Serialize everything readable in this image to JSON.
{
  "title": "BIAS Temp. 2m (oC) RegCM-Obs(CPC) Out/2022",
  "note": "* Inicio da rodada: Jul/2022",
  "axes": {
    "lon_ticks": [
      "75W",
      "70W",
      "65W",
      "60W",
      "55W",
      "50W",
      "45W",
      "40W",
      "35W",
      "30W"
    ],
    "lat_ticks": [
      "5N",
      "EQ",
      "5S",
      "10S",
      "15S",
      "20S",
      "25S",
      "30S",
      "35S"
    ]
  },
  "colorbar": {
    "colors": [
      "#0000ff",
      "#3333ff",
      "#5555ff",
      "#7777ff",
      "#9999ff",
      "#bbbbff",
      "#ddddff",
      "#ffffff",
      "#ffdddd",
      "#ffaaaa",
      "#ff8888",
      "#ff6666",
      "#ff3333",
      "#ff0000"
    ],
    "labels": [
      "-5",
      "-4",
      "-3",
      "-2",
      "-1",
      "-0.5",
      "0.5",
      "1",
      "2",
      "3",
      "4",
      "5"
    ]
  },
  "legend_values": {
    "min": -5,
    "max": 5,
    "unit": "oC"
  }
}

•••

**Given request**
From the records above, please extract every line and repeat it exactly.

**Answer**
Serialize everything readable in this image to JSON.
{
  "title": "BIAS Temp. 2m (oC) RegCM-Obs(CPC) Out/2022",
  "note": "* Inicio da rodada: Jul/2022",
  "axes": {
    "lon_ticks": [
      "75W",
      "70W",
      "65W",
      "60W",
      "55W",
      "50W",
      "45W",
      "40W",
      "35W",
      "30W"
    ],
    "lat_ticks": [
      "5N",
      "EQ",
      "5S",
      "10S",
      "15S",
      "20S",
      "25S",
      "30S",
      "35S"
    ]
  },
  "colorbar": {
    "colors": [
      "#0000ff",
      "#3333ff",
      "#5555ff",
      "#7777ff",
      "#9999ff",
      "#bbbbff",
      "#ddddff",
      "#ffffff",
      "#ffdddd",
      "#ffaaaa",
      "#ff8888",
      "#ff6666",
      "#ff3333",
      "#ff0000"
    ],
    "labels": [
      "-5",
      "-4",
      "-3",
      "-2",
      "-1",
      "-0.5",
      "0.5",
      "1",
      "2",
      "3",
      "4",
      "5"
    ]
  },
  "legend_values": {
    "min": -5,
    "max": 5,
    "unit": "oC"
  }
}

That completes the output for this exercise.